───── SOURCE MATERIAL ─────

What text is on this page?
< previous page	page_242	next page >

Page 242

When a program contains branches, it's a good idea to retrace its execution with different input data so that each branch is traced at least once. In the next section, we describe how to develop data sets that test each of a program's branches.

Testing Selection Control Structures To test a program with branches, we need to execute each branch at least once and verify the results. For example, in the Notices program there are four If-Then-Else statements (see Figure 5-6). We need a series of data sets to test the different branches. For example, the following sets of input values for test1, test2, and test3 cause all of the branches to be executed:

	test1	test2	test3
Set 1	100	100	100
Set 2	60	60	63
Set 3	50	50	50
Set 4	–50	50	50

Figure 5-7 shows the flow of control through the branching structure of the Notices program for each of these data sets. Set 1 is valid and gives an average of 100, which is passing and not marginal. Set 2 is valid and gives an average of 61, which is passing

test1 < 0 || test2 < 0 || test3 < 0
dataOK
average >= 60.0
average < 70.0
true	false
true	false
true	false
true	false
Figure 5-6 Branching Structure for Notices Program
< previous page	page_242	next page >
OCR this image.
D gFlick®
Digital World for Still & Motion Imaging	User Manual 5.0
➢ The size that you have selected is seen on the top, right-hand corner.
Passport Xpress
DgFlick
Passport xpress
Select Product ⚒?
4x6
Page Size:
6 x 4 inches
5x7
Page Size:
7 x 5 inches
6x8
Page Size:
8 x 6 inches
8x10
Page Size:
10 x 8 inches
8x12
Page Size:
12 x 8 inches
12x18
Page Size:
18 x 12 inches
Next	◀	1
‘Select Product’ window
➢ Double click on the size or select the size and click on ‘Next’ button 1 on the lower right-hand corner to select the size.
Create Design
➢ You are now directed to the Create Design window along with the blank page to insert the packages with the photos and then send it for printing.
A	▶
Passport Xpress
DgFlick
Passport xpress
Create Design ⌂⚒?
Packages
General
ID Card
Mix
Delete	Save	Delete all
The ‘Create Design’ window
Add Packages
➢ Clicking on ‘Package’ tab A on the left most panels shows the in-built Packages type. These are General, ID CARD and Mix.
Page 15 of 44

─────

> [OBJECTIVE] Copy every line verbatim.

> [ANSWER TO THE TASK]
What text is on this page?
< previous page	page_242	next page >

Page 242

When a program contains branches, it's a good idea to retrace its execution with different input data so that each branch is traced at least once. In the next section, we describe how to develop data sets that test each of a program's branches.

Testing Selection Control Structures To test a program with branches, we need to execute each branch at least once and verify the results. For example, in the Notices program there are four If-Then-Else statements (see Figure 5-6). We need a series of data sets to test the different branches. For example, the following sets of input values for test1, test2, and test3 cause all of the branches to be executed:

	test1	test2	test3
Set 1	100	100	100
Set 2	60	60	63
Set 3	50	50	50
Set 4	–50	50	50

Figure 5-7 shows the flow of control through the branching structure of the Notices program for each of these data sets. Set 1 is valid and gives an average of 100, which is passing and not marginal. Set 2 is valid and gives an average of 61, which is passing

test1 < 0 || test2 < 0 || test3 < 0
dataOK
average >= 60.0
average < 70.0
true	false
true	false
true	false
true	false
Figure 5-6 Branching Structure for Notices Program
< previous page	page_242	next page >
OCR this image.
D gFlick®
Digital World for Still & Motion Imaging	User Manual 5.0
➢ The size that you have selected is seen on the top, right-hand corner.
Passport Xpress
DgFlick
Passport xpress
Select Product ⚒?
4x6
Page Size:
6 x 4 inches
5x7
Page Size:
7 x 5 inches
6x8
Page Size:
8 x 6 inches
8x10
Page Size:
10 x 8 inches
8x12
Page Size:
12 x 8 inches
12x18
Page Size:
18 x 12 inches
Next	◀	1
‘Select Product’ window
➢ Double click on the size or select the size and click on ‘Next’ button 1 on the lower right-hand corner to select the size.
Create Design
➢ You are now directed to the Create Design window along with the blank page to insert the packages with the photos and then send it for printing.
A	▶
Passport Xpress
DgFlick
Passport xpress
Create Design ⌂⚒?
Packages
General
ID Card
Mix
Delete	Save	Delete all
The ‘Create Design’ window
Add Packages
➢ Clicking on ‘Package’ tab A on the left most panels shows the in-built Packages type. These are General, ID CARD and Mix.
Page 15 of 44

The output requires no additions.